- PROBLEM DETAILS:
Transcribe every line of the listing below without any deviation.

- TASK MATERIAL:
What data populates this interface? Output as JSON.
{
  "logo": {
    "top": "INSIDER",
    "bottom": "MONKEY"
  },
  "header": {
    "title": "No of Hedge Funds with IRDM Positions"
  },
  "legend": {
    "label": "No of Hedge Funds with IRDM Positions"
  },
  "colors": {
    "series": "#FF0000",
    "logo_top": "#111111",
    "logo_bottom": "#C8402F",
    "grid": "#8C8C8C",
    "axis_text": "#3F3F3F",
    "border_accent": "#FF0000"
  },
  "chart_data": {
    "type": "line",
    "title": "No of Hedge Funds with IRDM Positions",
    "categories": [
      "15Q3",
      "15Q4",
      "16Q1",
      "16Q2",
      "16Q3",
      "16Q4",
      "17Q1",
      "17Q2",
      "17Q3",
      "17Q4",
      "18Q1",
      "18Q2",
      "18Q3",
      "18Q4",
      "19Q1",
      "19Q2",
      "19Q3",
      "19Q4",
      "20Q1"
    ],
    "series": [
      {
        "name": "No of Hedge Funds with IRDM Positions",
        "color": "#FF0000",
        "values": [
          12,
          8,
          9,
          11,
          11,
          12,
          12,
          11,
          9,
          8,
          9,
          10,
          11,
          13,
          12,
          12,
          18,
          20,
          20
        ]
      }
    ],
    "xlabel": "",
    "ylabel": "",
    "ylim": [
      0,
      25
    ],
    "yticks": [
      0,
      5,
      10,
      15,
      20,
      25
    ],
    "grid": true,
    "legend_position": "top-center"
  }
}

- SOLUTION FOR THIS PROBLEM:
What data populates this interface? Output as JSON.
{
  "logo": {
    "top": "INSIDER",
    "bottom": "MONKEY"
  },
  "header": {
    "title": "No of Hedge Funds with IRDM Positions"
  },
  "legend": {
    "label": "No of Hedge Funds with IRDM Positions"
  },
  "colors": {
    "series": "#FF0000",
    "logo_top": "#111111",
    "logo_bottom": "#C8402F",
    "grid": "#8C8C8C",
    "axis_text": "#3F3F3F",
    "border_accent": "#FF0000"
  },
  "chart_data": {
    "type": "line",
    "title": "No of Hedge Funds with IRDM Positions",
    "categories": [
      "15Q3",
      "15Q4",
      "16Q1",
      "16Q2",
      "16Q3",
      "16Q4",
      "17Q1",
      "17Q2",
      "17Q3",
      "17Q4",
      "18Q1",
      "18Q2",
      "18Q3",
      "18Q4",
      "19Q1",
      "19Q2",
      "19Q3",
      "19Q4",
      "20Q1"
    ],
    "series": [
      {
        "name": "No of Hedge Funds with IRDM Positions",
        "color": "#FF0000",
        "values": [
          12,
          8,
          9,
          11,
          11,
          12,
          12,
          11,
          9,
          8,
          9,
          10,
          11,
          13,
          12,
          12,
          18,
          20,
          20
        ]
      }
    ],
    "xlabel": "",
    "ylabel": "",
    "ylim": [
      0,
      25
    ],
    "yticks": [
      0,
      5,
      10,
      15,
      20,
      25
    ],
    "grid": true,
    "legend_position": "top-center"
  }
}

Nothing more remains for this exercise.